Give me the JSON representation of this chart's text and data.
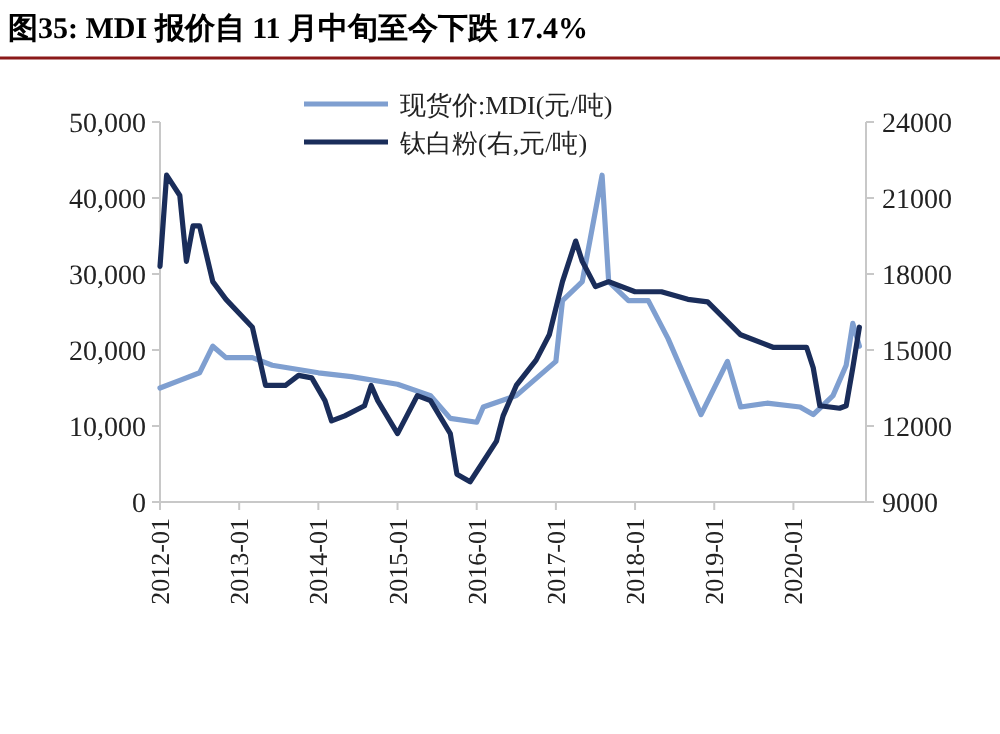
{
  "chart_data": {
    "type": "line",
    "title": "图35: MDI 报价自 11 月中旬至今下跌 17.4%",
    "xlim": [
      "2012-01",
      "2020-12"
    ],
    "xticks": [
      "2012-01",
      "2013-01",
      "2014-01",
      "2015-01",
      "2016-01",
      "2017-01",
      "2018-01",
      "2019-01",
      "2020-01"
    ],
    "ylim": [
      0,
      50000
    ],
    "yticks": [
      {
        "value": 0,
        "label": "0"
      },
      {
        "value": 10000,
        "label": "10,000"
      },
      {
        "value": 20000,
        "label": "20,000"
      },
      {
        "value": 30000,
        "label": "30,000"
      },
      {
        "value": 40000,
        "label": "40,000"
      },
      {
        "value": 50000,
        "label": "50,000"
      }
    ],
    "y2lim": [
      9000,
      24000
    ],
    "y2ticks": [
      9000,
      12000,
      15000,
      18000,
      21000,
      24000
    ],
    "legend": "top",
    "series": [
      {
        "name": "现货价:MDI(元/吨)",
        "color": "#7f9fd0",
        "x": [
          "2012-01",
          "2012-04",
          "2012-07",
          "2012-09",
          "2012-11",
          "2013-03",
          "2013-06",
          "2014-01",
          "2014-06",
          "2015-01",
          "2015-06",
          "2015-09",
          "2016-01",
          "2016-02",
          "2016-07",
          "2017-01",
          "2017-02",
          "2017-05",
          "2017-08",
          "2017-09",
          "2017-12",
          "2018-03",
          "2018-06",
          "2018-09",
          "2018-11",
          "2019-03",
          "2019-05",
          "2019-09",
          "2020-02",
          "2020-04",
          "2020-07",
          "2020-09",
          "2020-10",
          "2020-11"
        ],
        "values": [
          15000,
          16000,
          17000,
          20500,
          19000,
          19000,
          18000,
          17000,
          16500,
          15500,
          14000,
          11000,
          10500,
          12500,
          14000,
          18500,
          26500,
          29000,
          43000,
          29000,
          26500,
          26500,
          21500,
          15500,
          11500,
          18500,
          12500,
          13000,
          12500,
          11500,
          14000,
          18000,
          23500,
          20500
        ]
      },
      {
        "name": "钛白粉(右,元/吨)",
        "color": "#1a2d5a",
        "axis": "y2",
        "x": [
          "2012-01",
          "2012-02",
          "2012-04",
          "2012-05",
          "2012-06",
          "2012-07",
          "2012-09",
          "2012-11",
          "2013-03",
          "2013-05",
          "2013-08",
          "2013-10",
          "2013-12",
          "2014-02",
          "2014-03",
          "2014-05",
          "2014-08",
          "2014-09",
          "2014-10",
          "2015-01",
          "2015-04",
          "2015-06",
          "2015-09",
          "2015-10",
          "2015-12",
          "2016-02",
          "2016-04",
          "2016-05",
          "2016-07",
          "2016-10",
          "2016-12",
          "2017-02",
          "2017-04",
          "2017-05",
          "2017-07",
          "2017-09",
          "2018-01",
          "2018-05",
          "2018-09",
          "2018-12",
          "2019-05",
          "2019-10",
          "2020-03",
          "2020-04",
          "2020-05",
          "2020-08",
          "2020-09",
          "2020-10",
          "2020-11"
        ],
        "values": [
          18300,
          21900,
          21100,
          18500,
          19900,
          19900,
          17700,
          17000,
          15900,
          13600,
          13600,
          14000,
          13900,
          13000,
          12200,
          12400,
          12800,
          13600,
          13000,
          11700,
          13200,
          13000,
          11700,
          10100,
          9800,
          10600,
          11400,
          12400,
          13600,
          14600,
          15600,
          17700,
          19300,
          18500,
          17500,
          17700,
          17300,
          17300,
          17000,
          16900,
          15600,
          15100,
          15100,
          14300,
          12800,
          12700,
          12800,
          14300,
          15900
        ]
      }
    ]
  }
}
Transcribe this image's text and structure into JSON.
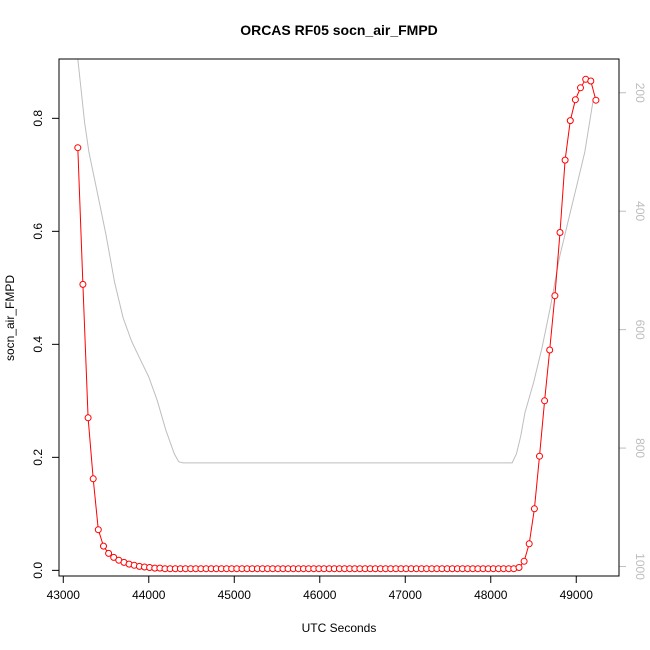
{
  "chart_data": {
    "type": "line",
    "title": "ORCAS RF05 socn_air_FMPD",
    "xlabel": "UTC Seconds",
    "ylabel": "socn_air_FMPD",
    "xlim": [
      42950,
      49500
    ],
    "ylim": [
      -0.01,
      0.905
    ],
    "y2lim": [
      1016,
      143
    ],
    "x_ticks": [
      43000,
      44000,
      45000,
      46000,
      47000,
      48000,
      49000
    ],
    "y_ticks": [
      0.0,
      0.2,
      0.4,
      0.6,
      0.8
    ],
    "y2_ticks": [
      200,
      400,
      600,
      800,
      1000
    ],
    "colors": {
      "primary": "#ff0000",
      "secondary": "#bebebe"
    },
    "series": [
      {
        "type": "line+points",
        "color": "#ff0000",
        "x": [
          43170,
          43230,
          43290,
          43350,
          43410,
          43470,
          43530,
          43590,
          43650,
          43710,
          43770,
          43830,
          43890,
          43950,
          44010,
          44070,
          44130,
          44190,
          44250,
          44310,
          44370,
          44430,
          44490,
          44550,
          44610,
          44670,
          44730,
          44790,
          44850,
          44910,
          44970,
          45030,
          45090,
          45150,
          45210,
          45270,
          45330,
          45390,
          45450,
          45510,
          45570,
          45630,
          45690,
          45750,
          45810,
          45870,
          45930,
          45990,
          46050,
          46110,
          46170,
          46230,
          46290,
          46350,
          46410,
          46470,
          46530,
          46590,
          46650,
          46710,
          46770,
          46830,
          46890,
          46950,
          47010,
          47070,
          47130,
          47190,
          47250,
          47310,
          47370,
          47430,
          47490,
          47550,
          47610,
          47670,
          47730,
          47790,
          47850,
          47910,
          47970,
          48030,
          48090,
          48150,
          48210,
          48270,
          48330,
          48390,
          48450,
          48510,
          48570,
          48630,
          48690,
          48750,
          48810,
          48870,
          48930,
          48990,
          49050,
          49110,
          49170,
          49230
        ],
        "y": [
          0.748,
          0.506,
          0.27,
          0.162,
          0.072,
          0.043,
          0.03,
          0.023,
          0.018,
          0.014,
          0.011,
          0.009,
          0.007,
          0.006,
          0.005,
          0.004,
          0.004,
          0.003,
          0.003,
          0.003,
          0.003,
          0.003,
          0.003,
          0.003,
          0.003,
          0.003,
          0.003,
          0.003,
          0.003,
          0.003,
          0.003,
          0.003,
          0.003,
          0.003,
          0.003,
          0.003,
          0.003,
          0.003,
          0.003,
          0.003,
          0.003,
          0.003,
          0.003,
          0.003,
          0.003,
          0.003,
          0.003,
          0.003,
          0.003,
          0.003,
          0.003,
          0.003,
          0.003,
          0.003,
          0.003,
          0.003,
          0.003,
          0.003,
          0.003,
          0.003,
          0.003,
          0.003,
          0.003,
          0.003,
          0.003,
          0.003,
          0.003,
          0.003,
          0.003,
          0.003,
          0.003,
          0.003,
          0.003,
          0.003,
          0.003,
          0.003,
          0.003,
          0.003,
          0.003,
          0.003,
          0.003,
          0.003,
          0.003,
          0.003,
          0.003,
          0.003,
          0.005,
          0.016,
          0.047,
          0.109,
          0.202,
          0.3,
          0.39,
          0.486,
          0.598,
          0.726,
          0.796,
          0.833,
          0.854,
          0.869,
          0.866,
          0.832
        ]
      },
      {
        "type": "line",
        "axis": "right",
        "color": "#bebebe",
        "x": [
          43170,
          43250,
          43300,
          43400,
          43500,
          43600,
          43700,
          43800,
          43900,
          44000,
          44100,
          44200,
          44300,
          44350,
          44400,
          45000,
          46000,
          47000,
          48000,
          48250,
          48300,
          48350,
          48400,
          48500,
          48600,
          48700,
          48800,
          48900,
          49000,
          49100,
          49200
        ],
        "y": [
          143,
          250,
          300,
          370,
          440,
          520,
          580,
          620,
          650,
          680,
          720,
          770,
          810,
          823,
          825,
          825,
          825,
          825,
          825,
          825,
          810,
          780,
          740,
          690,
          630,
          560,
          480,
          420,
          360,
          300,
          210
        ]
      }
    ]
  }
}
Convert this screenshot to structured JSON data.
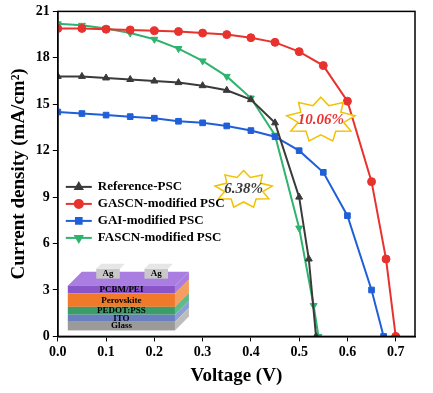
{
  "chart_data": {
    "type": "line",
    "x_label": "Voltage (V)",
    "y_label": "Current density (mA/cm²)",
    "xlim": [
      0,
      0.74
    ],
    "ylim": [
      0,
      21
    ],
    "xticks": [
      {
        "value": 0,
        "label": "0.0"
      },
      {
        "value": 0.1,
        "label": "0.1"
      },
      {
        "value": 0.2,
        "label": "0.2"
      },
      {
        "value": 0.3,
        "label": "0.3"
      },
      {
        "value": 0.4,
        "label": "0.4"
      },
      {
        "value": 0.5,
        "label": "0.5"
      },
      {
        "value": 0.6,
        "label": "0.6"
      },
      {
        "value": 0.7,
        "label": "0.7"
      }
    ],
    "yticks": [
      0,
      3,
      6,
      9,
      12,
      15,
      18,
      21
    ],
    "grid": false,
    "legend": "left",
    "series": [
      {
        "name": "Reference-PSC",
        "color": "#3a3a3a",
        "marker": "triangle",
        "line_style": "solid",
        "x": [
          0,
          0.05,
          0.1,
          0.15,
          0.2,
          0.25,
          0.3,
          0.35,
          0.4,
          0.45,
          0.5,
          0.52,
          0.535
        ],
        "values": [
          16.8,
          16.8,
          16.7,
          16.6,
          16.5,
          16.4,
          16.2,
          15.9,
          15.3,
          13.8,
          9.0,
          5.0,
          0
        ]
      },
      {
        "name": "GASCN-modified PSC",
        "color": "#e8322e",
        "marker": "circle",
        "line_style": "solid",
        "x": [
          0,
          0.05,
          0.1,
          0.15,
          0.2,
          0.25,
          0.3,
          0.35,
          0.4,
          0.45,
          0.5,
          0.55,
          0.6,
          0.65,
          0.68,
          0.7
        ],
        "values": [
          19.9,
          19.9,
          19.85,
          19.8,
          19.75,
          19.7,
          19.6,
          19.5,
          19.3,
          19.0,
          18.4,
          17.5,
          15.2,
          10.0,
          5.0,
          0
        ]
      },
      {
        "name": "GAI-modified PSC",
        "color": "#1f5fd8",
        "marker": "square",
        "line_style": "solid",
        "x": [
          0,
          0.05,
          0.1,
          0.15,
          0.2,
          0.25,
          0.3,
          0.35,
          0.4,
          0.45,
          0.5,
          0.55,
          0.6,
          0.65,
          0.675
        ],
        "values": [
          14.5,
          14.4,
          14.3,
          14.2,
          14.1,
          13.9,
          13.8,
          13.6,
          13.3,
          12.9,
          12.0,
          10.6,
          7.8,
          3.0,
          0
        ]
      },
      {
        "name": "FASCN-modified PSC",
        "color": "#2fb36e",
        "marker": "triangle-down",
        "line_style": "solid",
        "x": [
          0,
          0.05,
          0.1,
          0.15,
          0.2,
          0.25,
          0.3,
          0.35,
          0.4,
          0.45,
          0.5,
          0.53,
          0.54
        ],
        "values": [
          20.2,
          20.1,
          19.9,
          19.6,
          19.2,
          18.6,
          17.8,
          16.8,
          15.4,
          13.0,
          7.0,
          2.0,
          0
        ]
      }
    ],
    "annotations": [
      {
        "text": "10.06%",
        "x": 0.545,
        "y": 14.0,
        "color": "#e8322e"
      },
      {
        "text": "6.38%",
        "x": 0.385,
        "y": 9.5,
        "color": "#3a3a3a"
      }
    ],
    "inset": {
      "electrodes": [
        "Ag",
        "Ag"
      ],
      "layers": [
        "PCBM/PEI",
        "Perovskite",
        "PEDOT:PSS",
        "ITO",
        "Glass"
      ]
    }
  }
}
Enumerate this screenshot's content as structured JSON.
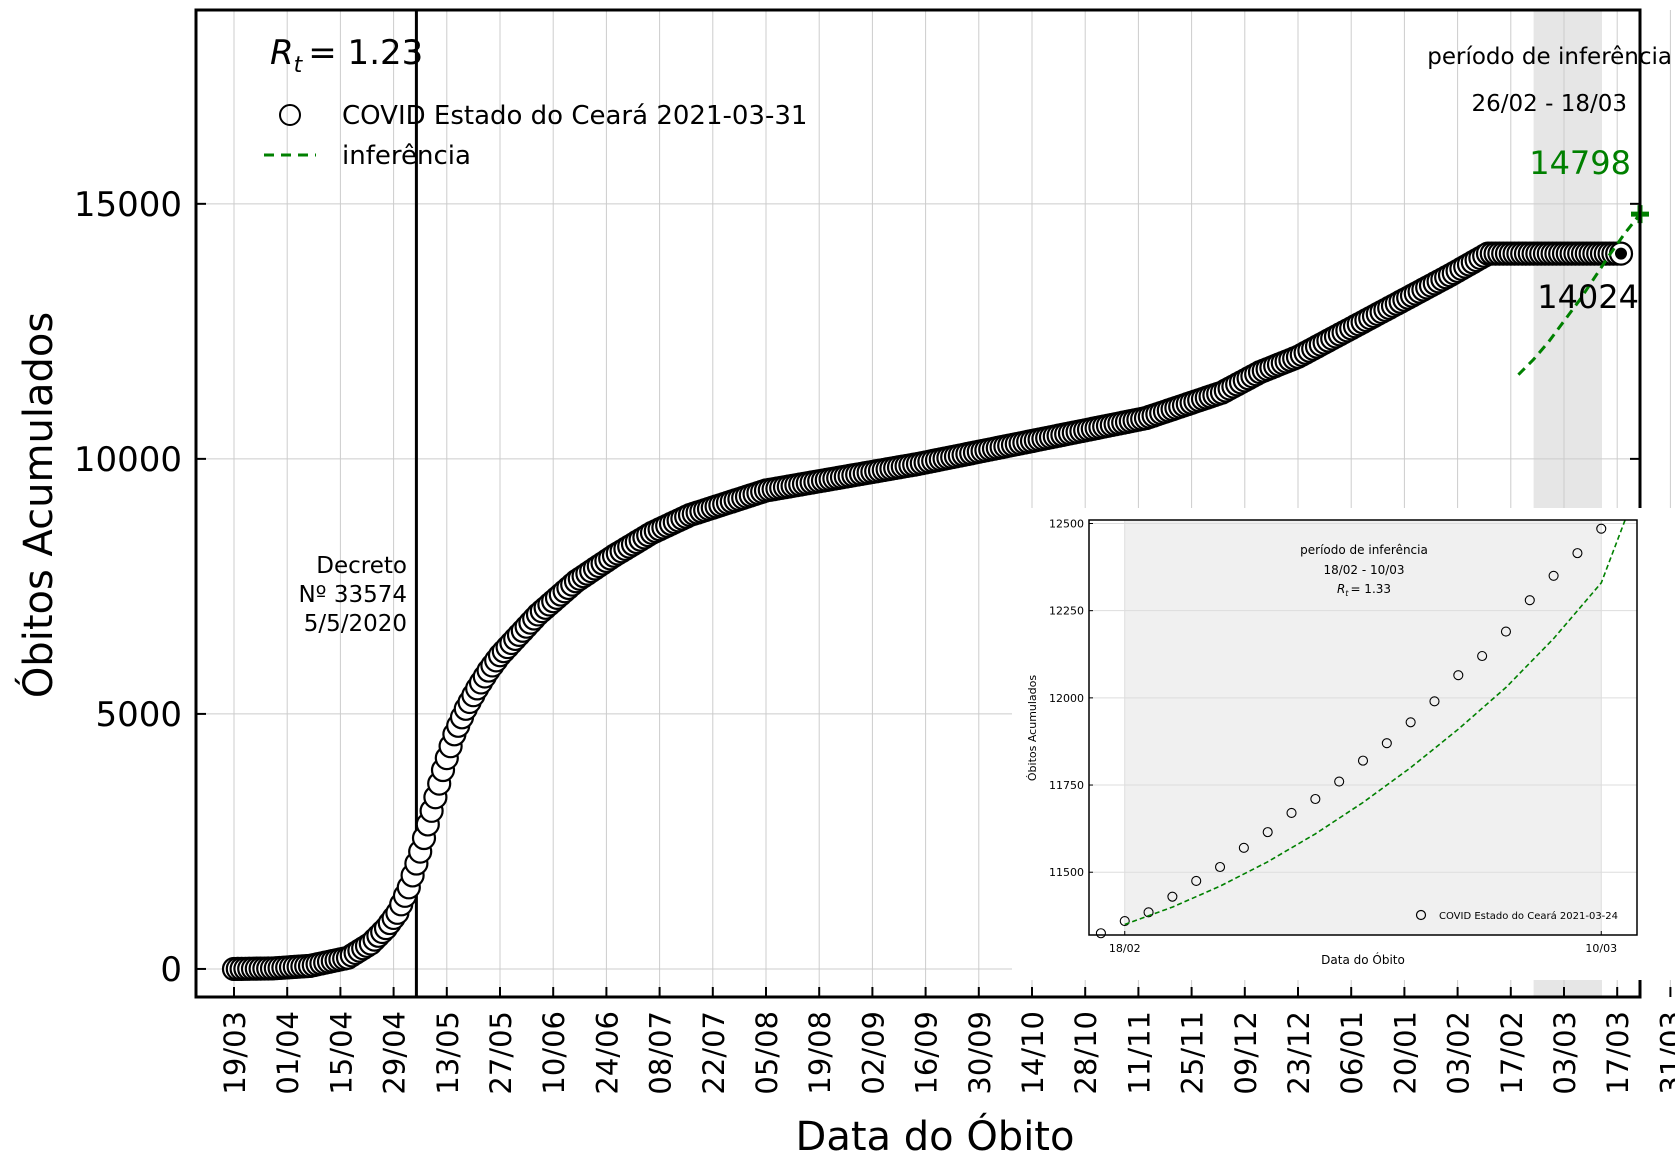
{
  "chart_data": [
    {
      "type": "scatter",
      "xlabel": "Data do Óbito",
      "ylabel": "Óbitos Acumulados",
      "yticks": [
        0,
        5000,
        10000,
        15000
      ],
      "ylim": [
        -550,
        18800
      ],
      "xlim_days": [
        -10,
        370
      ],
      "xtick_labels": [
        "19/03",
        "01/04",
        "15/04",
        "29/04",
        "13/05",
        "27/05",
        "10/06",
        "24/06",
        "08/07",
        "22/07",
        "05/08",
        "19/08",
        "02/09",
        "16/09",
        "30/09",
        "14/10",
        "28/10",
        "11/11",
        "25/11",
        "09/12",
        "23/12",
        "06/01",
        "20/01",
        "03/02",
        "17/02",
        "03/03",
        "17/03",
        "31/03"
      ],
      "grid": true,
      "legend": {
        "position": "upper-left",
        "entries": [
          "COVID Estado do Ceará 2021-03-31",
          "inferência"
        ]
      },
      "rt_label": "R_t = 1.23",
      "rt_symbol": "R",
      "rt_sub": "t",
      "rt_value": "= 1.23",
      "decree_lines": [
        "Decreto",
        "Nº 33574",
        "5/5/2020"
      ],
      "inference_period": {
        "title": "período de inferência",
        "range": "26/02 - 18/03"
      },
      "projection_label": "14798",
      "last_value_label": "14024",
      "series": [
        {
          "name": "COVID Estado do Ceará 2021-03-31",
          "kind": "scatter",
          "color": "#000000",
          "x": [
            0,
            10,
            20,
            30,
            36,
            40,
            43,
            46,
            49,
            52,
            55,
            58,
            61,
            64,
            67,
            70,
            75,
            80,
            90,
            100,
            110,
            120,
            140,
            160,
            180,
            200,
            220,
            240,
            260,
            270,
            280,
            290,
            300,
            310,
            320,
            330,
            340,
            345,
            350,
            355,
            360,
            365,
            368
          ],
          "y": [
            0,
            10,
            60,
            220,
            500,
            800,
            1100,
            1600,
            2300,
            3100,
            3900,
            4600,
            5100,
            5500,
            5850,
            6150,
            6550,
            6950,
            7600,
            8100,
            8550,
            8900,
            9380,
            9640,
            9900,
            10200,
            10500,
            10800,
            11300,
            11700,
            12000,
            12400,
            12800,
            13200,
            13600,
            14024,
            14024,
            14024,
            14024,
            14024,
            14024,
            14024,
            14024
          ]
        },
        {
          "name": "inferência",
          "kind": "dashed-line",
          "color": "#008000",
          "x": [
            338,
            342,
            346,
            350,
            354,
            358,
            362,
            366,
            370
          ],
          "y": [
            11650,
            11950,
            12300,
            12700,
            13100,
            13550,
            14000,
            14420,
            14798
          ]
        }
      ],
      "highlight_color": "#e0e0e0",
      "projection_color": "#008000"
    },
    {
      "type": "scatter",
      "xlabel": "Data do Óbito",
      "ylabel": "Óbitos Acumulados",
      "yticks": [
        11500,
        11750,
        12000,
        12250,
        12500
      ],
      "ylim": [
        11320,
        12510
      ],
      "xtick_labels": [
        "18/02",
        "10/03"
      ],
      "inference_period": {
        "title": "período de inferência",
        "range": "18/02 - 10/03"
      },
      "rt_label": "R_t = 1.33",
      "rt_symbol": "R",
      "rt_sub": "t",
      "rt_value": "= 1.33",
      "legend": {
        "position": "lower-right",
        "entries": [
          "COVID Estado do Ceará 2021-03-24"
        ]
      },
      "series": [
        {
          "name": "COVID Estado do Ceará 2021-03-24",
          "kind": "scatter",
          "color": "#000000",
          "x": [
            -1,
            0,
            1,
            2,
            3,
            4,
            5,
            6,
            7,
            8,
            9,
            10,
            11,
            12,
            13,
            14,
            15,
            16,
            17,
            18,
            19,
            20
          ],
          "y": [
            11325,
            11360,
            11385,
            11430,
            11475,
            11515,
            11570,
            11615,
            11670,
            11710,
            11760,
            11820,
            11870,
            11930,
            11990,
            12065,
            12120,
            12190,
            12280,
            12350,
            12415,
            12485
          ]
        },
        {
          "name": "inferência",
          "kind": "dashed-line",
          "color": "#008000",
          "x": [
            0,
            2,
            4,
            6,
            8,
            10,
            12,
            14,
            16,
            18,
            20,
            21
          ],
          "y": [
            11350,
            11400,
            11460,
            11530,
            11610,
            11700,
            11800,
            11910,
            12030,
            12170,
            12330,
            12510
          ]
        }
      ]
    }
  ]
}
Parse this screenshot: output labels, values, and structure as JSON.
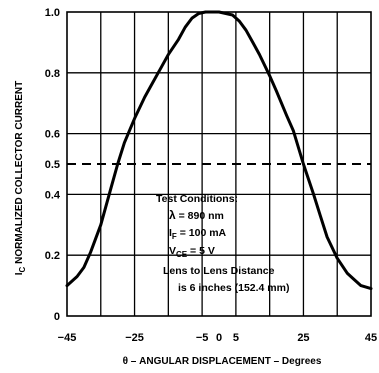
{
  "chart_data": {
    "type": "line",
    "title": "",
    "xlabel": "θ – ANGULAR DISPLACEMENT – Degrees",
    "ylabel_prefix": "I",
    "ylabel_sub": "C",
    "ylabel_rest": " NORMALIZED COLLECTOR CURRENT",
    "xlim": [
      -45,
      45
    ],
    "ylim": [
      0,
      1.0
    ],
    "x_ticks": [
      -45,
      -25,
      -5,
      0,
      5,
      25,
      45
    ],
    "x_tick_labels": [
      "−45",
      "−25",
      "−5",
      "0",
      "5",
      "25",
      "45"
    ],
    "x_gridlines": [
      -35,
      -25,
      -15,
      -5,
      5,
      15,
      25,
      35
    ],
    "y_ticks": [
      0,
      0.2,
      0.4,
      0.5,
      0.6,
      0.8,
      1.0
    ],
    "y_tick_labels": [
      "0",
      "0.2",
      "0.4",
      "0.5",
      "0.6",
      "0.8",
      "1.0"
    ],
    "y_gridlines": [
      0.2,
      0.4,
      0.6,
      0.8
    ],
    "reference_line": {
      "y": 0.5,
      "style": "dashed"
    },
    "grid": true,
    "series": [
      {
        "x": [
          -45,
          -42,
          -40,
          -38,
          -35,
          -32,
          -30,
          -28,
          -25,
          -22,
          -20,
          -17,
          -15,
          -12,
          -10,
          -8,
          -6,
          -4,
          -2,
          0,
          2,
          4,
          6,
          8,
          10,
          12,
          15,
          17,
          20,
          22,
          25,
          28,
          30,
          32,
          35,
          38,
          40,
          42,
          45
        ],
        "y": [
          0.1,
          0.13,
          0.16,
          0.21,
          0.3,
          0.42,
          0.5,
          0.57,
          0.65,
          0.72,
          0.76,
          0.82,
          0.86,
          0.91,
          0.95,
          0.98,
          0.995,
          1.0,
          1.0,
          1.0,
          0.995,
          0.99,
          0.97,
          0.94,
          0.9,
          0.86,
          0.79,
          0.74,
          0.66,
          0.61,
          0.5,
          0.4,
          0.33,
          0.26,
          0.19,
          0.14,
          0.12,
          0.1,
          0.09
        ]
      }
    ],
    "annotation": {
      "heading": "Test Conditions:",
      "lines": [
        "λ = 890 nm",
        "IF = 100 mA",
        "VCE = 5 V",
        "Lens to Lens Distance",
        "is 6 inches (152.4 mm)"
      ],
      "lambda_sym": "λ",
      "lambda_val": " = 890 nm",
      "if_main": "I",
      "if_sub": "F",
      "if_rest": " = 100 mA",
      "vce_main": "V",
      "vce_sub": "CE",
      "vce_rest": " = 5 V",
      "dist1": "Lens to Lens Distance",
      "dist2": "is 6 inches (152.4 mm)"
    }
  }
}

## REQUEST
Pick out all lines containing the string "Distance".

## OUTPUT FOR THIS TASK
        "Lens to Lens Distance",
      "dist1": "Lens to Lens Distance",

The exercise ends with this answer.